Reproduce each line from the records that holds "text".

..........

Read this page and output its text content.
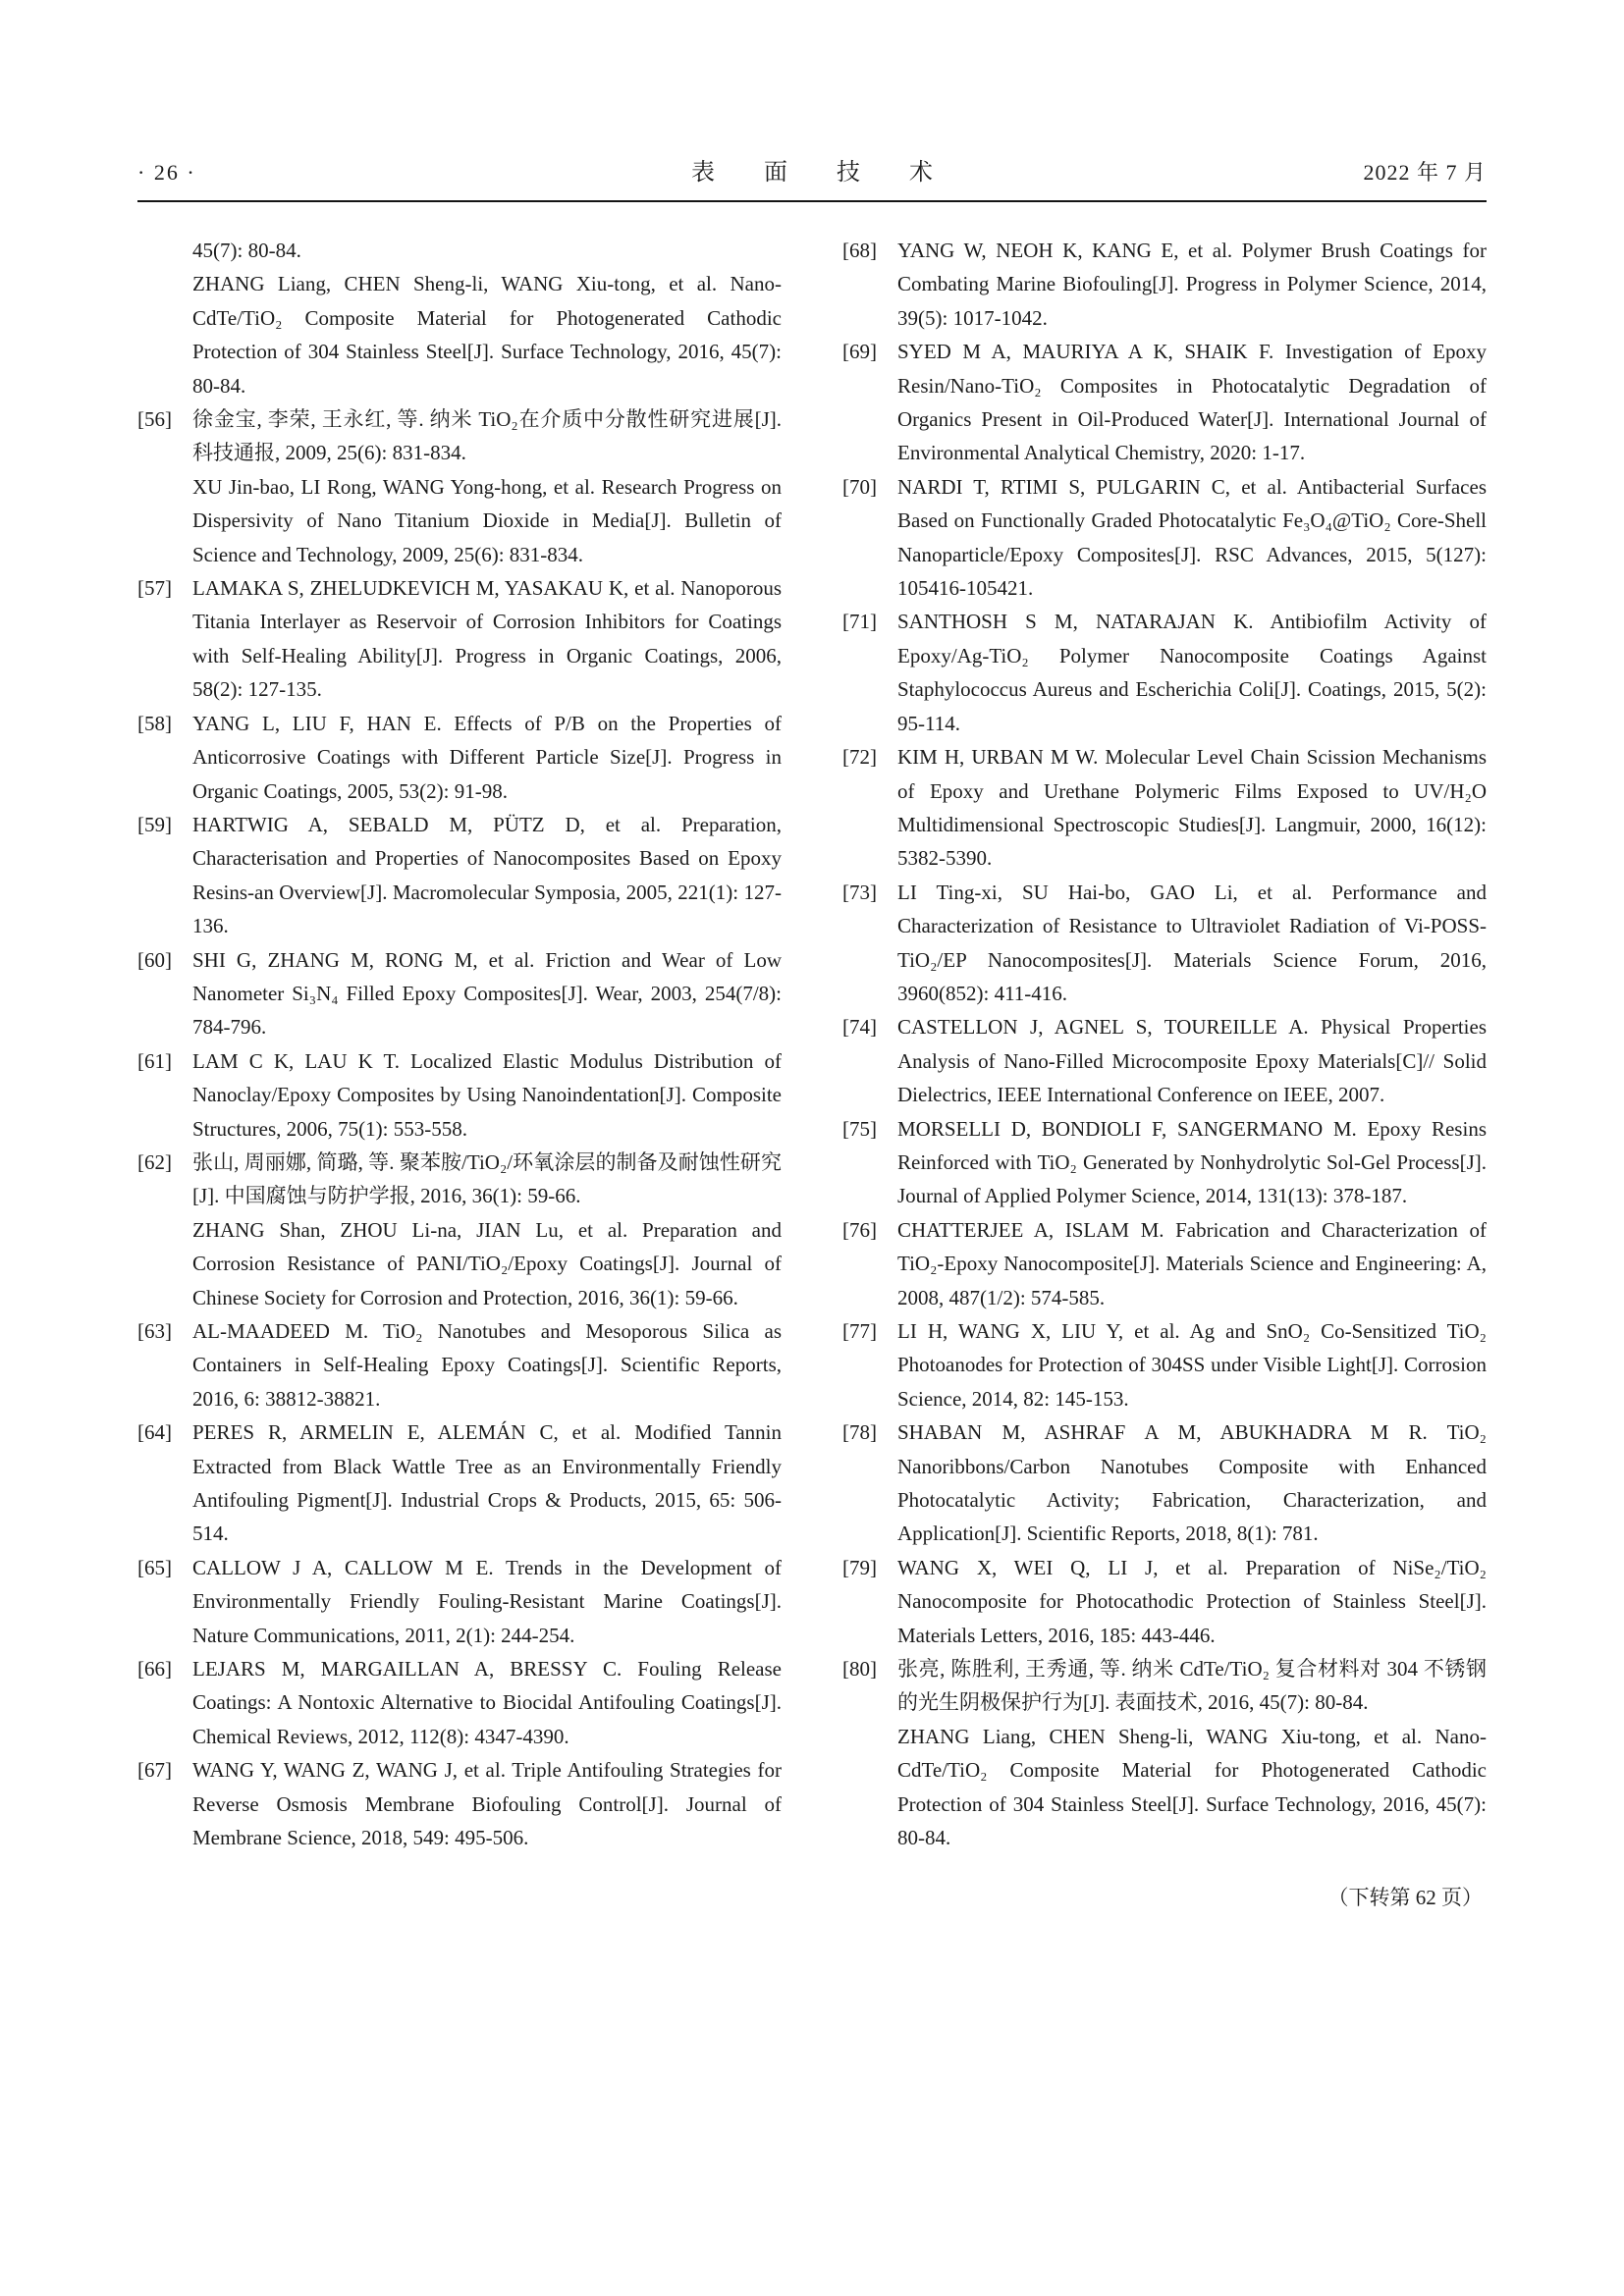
· 26 ·	表 面 技 术	2022 年 7 月

45(7): 80-84.

ZHANG Liang, CHEN Sheng-li, WANG Xiu-tong, et al. Nano-CdTe/TiO₂ Composite Material for Photogenerated Cathodic Protection of 304 Stainless Steel[J]. Surface Technology, 2016, 45(7): 80-84.

[56] 徐金宝, 李荣, 王永红, 等. 纳米 TiO₂在介质中分散性研究进展[J]. 科技通报, 2009, 25(6): 831-834.

XU Jin-bao, LI Rong, WANG Yong-hong, et al. Research Progress on Dispersivity of Nano Titanium Dioxide in Media[J]. Bulletin of Science and Technology, 2009, 25(6): 831-834.

[57] LAMAKA S, ZHELUDKEVICH M, YASAKAU K, et al. Nanoporous Titania Interlayer as Reservoir of Corrosion Inhibitors for Coatings with Self-Healing Ability[J]. Progress in Organic Coatings, 2006, 58(2): 127-135.

[58] YANG L, LIU F, HAN E. Effects of P/B on the Properties of Anticorrosive Coatings with Different Particle Size[J]. Progress in Organic Coatings, 2005, 53(2): 91-98.

[59] HARTWIG A, SEBALD M, PÜTZ D, et al. Preparation, Characterisation and Properties of Nanocomposites Based on Epoxy Resins-an Overview[J]. Macromolecular Symposia, 2005, 221(1): 127-136.

[60] SHI G, ZHANG M, RONG M, et al. Friction and Wear of Low Nanometer Si₃N₄ Filled Epoxy Composites[J]. Wear, 2003, 254(7/8): 784-796.

[61] LAM C K, LAU K T. Localized Elastic Modulus Distribution of Nanoclay/Epoxy Composites by Using Nanoindentation[J]. Composite Structures, 2006, 75(1): 553-558.

[62] 张山, 周丽娜, 简璐, 等. 聚苯胺/TiO₂/环氧涂层的制备及耐蚀性研究[J]. 中国腐蚀与防护学报, 2016, 36(1): 59-66.

ZHANG Shan, ZHOU Li-na, JIAN Lu, et al. Preparation and Corrosion Resistance of PANI/TiO₂/Epoxy Coatings[J]. Journal of Chinese Society for Corrosion and Protection, 2016, 36(1): 59-66.

[63] AL-MAADEED M. TiO₂ Nanotubes and Mesoporous Silica as Containers in Self-Healing Epoxy Coatings[J]. Scientific Reports, 2016, 6: 38812-38821.

[64] PERES R, ARMELIN E, ALEMÁN C, et al. Modified Tannin Extracted from Black Wattle Tree as an Environmentally Friendly Antifouling Pigment[J]. Industrial Crops & Products, 2015, 65: 506-514.

[65] CALLOW J A, CALLOW M E. Trends in the Development of Environmentally Friendly Fouling-Resistant Marine Coatings[J]. Nature Communications, 2011, 2(1): 244-254.

[66] LEJARS M, MARGAILLAN A, BRESSY C. Fouling Release Coatings: A Nontoxic Alternative to Biocidal Antifouling Coatings[J]. Chemical Reviews, 2012, 112(8): 4347-4390.

[67] WANG Y, WANG Z, WANG J, et al. Triple Antifouling Strategies for Reverse Osmosis Membrane Biofouling Control[J]. Journal of Membrane Science, 2018, 549: 495-506.

[68] YANG W, NEOH K, KANG E, et al. Polymer Brush Coatings for Combating Marine Biofouling[J]. Progress in Polymer Science, 2014, 39(5): 1017-1042.

[69] SYED M A, MAURIYA A K, SHAIK F. Investigation of Epoxy Resin/Nano-TiO₂ Composites in Photocatalytic Degradation of Organics Present in Oil-Produced Water[J]. International Journal of Environmental Analytical Chemistry, 2020: 1-17.

[70] NARDI T, RTIMI S, PULGARIN C, et al. Antibacterial Surfaces Based on Functionally Graded Photocatalytic Fe₃O₄@TiO₂ Core-Shell Nanoparticle/Epoxy Composites[J]. RSC Advances, 2015, 5(127): 105416-105421.

[71] SANTHOSH S M, NATARAJAN K. Antibiofilm Activity of Epoxy/Ag-TiO₂ Polymer Nanocomposite Coatings Against Staphylococcus Aureus and Escherichia Coli[J]. Coatings, 2015, 5(2): 95-114.

[72] KIM H, URBAN M W. Molecular Level Chain Scission Mechanisms of Epoxy and Urethane Polymeric Films Exposed to UV/H₂O Multidimensional Spectroscopic Studies[J]. Langmuir, 2000, 16(12): 5382-5390.

[73] LI Ting-xi, SU Hai-bo, GAO Li, et al. Performance and Characterization of Resistance to Ultraviolet Radiation of Vi-POSS-TiO₂/EP Nanocomposites[J]. Materials Science Forum, 2016, 3960(852): 411-416.

[74] CASTELLON J, AGNEL S, TOUREILLE A. Physical Properties Analysis of Nano-Filled Microcomposite Epoxy Materials[C]// Solid Dielectrics, IEEE International Conference on IEEE, 2007.

[75] MORSELLI D, BONDIOLI F, SANGERMANO M. Epoxy Resins Reinforced with TiO₂ Generated by Nonhydrolytic Sol-Gel Process[J]. Journal of Applied Polymer Science, 2014, 131(13): 378-187.

[76] CHATTERJEE A, ISLAM M. Fabrication and Characterization of TiO₂-Epoxy Nanocomposite[J]. Materials Science and Engineering: A, 2008, 487(1/2): 574-585.

[77] LI H, WANG X, LIU Y, et al. Ag and SnO₂ Co-Sensitized TiO₂ Photoanodes for Protection of 304SS under Visible Light[J]. Corrosion Science, 2014, 82: 145-153.

[78] SHABAN M, ASHRAF A M, ABUKHADRA M R. TiO₂ Nanoribbons/Carbon Nanotubes Composite with Enhanced Photocatalytic Activity; Fabrication, Characterization, and Application[J]. Scientific Reports, 2018, 8(1): 781.

[79] WANG X, WEI Q, LI J, et al. Preparation of NiSe₂/TiO₂ Nanocomposite for Photocathodic Protection of Stainless Steel[J]. Materials Letters, 2016, 185: 443-446.

[80] 张亮, 陈胜利, 王秀通, 等. 纳米 CdTe/TiO₂ 复合材料对 304 不锈钢的光生阴极保护行为[J]. 表面技术, 2016, 45(7): 80-84.

ZHANG Liang, CHEN Sheng-li, WANG Xiu-tong, et al. Nano-CdTe/TiO₂ Composite Material for Photogenerated Cathodic Protection of 304 Stainless Steel[J]. Surface Technology, 2016, 45(7): 80-84.

（下转第 62 页）
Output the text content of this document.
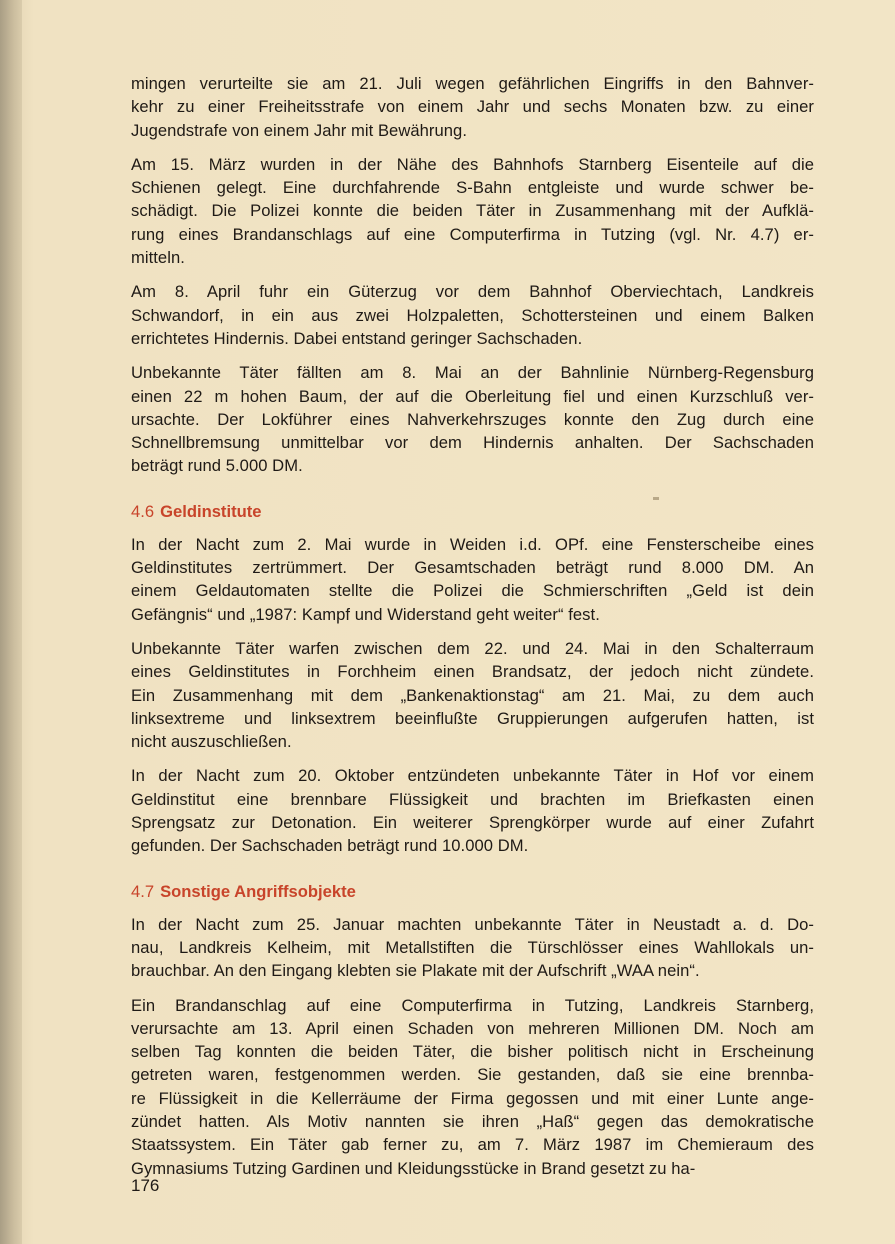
mingen verurteilte sie am 21. Juli wegen gefährlichen Eingriffs in den Bahnver-
kehr zu einer Freiheitsstrafe von einem Jahr und sechs Monaten bzw. zu einer
Jugendstrafe von einem Jahr mit Bewährung.

Am 15. März wurden in der Nähe des Bahnhofs Starnberg Eisenteile auf die
Schienen gelegt. Eine durchfahrende S-Bahn entgleiste und wurde schwer be-
schädigt. Die Polizei konnte die beiden Täter in Zusammenhang mit der Aufklä-
rung eines Brandanschlags auf eine Computerfirma in Tutzing (vgl. Nr. 4.7) er-
mitteln.

Am 8. April fuhr ein Güterzug vor dem Bahnhof Oberviechtach, Landkreis
Schwandorf, in ein aus zwei Holzpaletten, Schottersteinen und einem Balken
errichtetes Hindernis. Dabei entstand geringer Sachschaden.

Unbekannte Täter fällten am 8. Mai an der Bahnlinie Nürnberg-Regensburg
einen 22 m hohen Baum, der auf die Oberleitung fiel und einen Kurzschluß ver-
ursachte. Der Lokführer eines Nahverkehrszuges konnte den Zug durch eine
Schnellbremsung unmittelbar vor dem Hindernis anhalten. Der Sachschaden
beträgt rund 5.000 DM.

4.6 Geldinstitute

In der Nacht zum 2. Mai wurde in Weiden i.d. OPf. eine Fensterscheibe eines
Geldinstitutes zertrümmert. Der Gesamtschaden beträgt rund 8.000 DM. An
einem Geldautomaten stellte die Polizei die Schmierschriften „Geld ist dein
Gefängnis“ und „1987: Kampf und Widerstand geht weiter“ fest.

Unbekannte Täter warfen zwischen dem 22. und 24. Mai in den Schalterraum
eines Geldinstitutes in Forchheim einen Brandsatz, der jedoch nicht zündete.
Ein Zusammenhang mit dem „Bankenaktionstag“ am 21. Mai, zu dem auch
linksextreme und linksextrem beeinflußte Gruppierungen aufgerufen hatten, ist
nicht auszuschließen.

In der Nacht zum 20. Oktober entzündeten unbekannte Täter in Hof vor einem
Geldinstitut eine brennbare Flüssigkeit und brachten im Briefkasten einen
Sprengsatz zur Detonation. Ein weiterer Sprengkörper wurde auf einer Zufahrt
gefunden. Der Sachschaden beträgt rund 10.000 DM.

4.7 Sonstige Angriffsobjekte

In der Nacht zum 25. Januar machten unbekannte Täter in Neustadt a. d. Do-
nau, Landkreis Kelheim, mit Metallstiften die Türschlösser eines Wahllokals un-
brauchbar. An den Eingang klebten sie Plakate mit der Aufschrift „WAA nein“.

Ein Brandanschlag auf eine Computerfirma in Tutzing, Landkreis Starnberg,
verursachte am 13. April einen Schaden von mehreren Millionen DM. Noch am
selben Tag konnten die beiden Täter, die bisher politisch nicht in Erscheinung
getreten waren, festgenommen werden. Sie gestanden, daß sie eine brennba-
re Flüssigkeit in die Kellerräume der Firma gegossen und mit einer Lunte ange-
zündet hatten. Als Motiv nannten sie ihren „Haß“ gegen das demokratische
Staatssystem. Ein Täter gab ferner zu, am 7. März 1987 im Chemieraum des
Gymnasiums Tutzing Gardinen und Kleidungsstücke in Brand gesetzt zu ha-

176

..........

=== Response to this exercise ===
Read this page and output its text content.
Output the text content of this document.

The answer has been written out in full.